◆ TASK DESCRIPTION ◆
Reproduce, word for word, everything from "July 14, 2006" down to "making ends meet." in the article below on teenage mothers in the South Bronx.

--- START PASSAGE SHOWN ---

Image source: https://www.childtrends.org

July 14, 2006
By Elaine Rivera

http://juantornoe.blogs.com/hispanictrending/2006/07/page/6/

In a non-descript building in the South Bronx, a group of teenagers sit around a table and rattle off when they gave birth: Sixteen, says Leslie; Sixteen, as well, says Andrea; Thirteen, says Destiny, now the mother of a four-year-old son.

As teenage mothers, their struggles seem endless – from how to stay in school, obtain decent child care, and making ends meet.

“There’s something you have to deal with every day,” Andrea said. “You just have to figure out how to make it.”

The young women are part of a group of Latina and African American teenagers who come together at Sistas on the Rise, a non-profit advocacy organization that helps young women of color deal with teenage motherhood and helps them to try and change a cultural and societal system that often neglects their needs.

“Just because you become a teenage mother doesn’t mean your life is over but it changes your life forever,” said Yomara Velez, the organization’s founder, “You have to reach out even harder because you have to provide for your children and you also need to fulfill your dreams.”

Velez, now 30, has had first-hand experience. At 19, she had her son and struggled to finish college. Away from her family, Velez said she had no immediate support system. She had to work four jobs, juggle to find adequate day care – and days when she did not – she would have to take her son to classes – much to the chagrin of her professors.

“I realized how difficult it was to be a young, single mom,” said Velez, who started the group four years ago. “I wanted to do something about it.”

Velez knows how challenging her mission is. While teenage pregnancy rates are down overall, Latinas continue to have a much higher birth rate than their white and black counterparts. In New York City, there were 4,813 live births to Latina teenagers compared to 2,981 for blacks and 650 for white female teenagers in 2004, according to the New York City Department of Health and Mental Hygiene.

--- END PASSAGE SHOWN ---
--- START EXCERPTED RECORDS ---

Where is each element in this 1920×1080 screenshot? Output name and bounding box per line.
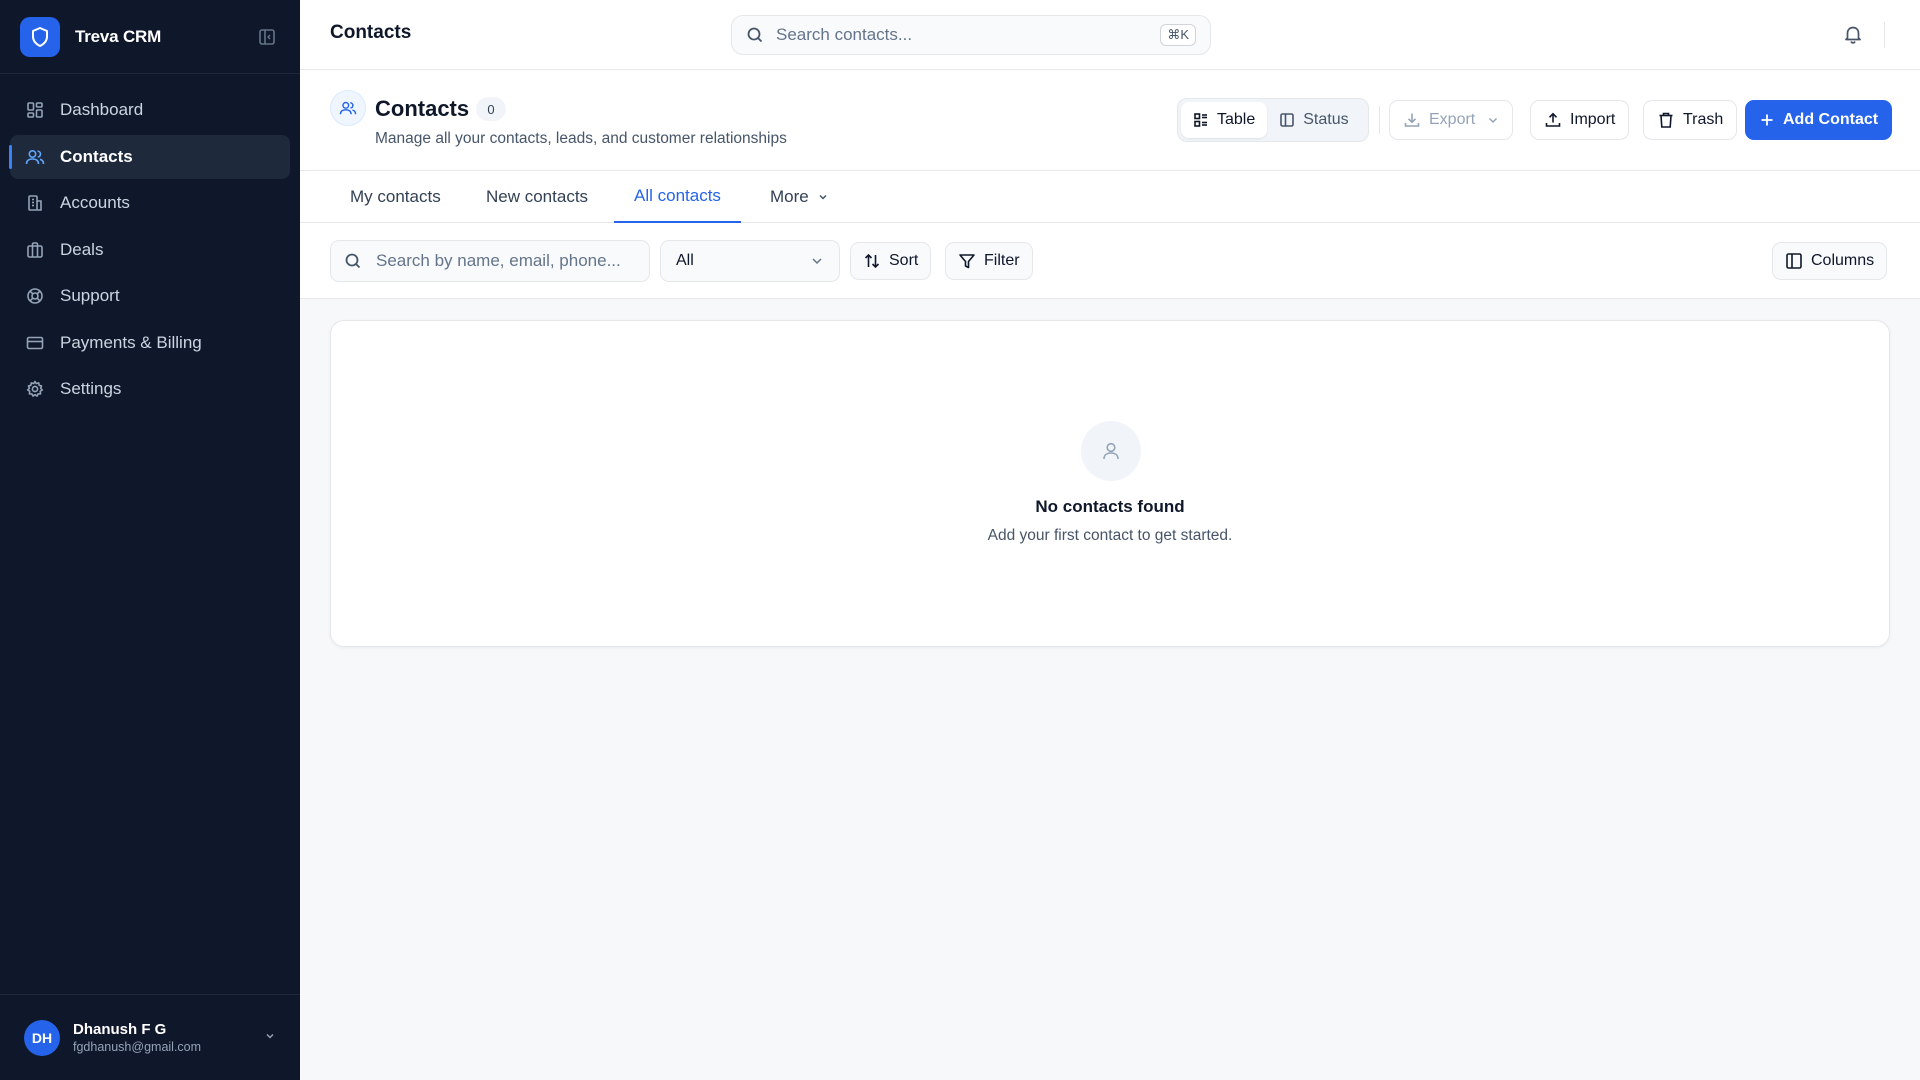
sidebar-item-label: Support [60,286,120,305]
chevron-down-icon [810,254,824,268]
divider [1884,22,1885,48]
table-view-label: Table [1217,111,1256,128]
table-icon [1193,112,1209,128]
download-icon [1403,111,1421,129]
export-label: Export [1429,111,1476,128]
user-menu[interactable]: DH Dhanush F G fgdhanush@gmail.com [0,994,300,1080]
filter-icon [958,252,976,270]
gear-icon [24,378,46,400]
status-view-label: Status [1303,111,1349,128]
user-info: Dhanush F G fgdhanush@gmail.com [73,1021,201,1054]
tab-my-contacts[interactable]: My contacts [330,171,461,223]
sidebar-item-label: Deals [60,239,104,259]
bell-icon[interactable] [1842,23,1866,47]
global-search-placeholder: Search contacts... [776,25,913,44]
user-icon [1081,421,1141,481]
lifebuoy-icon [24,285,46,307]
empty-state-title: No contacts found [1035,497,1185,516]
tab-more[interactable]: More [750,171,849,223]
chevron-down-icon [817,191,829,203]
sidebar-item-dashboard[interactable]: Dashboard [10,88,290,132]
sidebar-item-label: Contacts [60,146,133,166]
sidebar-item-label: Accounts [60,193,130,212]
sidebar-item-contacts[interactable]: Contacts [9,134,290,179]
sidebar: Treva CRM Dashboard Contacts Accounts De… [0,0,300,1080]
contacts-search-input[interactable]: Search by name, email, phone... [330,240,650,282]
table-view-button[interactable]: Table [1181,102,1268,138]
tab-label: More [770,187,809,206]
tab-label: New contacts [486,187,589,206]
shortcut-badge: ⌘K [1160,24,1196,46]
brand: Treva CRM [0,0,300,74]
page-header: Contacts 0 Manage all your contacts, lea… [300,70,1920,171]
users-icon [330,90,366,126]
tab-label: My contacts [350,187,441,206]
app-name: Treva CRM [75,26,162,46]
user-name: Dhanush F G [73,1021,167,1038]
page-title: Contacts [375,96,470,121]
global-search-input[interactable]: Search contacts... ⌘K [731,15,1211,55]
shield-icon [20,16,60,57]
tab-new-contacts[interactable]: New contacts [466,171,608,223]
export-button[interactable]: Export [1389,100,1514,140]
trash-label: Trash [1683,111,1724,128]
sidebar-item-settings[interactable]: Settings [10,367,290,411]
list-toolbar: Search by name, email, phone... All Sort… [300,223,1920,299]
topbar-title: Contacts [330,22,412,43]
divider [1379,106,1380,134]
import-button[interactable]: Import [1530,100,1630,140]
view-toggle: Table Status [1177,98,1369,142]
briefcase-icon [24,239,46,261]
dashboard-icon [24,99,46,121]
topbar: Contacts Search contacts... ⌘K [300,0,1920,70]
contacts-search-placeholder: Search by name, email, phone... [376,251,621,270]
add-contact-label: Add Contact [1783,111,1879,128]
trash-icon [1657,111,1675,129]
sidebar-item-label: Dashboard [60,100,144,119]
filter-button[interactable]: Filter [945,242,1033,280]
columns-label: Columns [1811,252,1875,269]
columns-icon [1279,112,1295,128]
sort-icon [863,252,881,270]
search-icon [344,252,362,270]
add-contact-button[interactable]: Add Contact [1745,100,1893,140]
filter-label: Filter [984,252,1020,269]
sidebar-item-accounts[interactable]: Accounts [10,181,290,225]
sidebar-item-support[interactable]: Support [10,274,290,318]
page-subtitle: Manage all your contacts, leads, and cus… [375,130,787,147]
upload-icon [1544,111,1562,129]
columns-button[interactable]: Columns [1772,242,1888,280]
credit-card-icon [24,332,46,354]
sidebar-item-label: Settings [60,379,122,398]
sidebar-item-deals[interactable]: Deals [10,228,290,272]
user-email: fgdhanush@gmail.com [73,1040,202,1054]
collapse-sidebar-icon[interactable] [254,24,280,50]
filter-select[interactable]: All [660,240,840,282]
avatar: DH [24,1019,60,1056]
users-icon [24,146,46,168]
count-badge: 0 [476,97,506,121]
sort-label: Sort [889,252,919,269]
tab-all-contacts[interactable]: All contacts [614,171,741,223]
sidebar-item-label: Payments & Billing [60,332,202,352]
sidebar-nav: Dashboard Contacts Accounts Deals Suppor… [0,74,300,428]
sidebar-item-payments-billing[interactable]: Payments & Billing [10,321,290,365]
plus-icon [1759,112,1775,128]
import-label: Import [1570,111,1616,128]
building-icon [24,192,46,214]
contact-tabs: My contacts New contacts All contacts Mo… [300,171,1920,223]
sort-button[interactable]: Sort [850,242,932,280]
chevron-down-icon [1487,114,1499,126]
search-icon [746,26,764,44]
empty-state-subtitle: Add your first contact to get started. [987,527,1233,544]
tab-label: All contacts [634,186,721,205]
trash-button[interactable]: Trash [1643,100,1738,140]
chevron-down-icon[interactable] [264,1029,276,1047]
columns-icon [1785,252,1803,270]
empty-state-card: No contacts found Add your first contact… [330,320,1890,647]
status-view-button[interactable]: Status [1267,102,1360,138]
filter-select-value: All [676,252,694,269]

--- END EXCERPTED RECORDS ---
--- START EXCERPTED RECORDS ---

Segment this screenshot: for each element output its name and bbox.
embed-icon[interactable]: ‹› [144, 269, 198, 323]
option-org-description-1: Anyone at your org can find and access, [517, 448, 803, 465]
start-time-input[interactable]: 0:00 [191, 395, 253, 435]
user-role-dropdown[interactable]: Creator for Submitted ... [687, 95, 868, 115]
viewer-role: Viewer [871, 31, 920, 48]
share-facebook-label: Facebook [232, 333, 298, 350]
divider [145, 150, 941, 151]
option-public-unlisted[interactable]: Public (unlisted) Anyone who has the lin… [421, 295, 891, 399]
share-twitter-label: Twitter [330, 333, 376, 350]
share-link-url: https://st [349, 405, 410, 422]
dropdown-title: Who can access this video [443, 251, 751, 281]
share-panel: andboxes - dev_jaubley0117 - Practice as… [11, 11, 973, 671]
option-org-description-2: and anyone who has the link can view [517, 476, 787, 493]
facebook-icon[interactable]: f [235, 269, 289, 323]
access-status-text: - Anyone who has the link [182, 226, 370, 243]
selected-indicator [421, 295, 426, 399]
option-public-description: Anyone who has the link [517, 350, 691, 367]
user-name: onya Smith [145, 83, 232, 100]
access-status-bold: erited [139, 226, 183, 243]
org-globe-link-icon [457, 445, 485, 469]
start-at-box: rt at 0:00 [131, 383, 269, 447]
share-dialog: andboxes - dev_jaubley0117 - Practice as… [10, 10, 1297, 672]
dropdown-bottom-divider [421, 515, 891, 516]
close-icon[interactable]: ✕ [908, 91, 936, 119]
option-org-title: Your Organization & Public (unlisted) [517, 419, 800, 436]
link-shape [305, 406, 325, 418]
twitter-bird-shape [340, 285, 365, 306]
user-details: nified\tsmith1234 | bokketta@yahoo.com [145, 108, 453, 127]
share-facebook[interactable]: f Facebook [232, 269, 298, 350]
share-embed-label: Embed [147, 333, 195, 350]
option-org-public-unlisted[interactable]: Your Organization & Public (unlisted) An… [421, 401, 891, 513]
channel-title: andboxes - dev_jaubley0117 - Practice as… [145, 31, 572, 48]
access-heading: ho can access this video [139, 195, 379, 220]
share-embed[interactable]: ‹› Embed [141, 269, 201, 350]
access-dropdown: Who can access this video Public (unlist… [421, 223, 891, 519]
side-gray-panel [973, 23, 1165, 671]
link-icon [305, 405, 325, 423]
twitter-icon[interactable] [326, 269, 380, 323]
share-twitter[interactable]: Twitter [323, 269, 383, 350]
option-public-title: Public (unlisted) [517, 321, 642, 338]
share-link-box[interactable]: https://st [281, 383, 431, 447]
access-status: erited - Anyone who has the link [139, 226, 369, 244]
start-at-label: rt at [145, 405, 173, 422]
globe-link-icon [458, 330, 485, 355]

--- END EXCERPTED RECORDS ---

◆ ANSWER TO THE EXERCISE ◆
July 14, 2006
By Elaine Rivera

http://juantornoe.blogs.com/hispanictrending/2006/07/page/6/

In a non-descript building in the South Bronx, a group of teenagers sit around a table and rattle off when they gave birth: Sixteen, says Leslie; Sixteen, as well, says Andrea; Thirteen, says Destiny, now the mother of a four-year-old son.

As teenage mothers, their struggles seem endless – from how to stay in school, obtain decent child care, and making ends meet.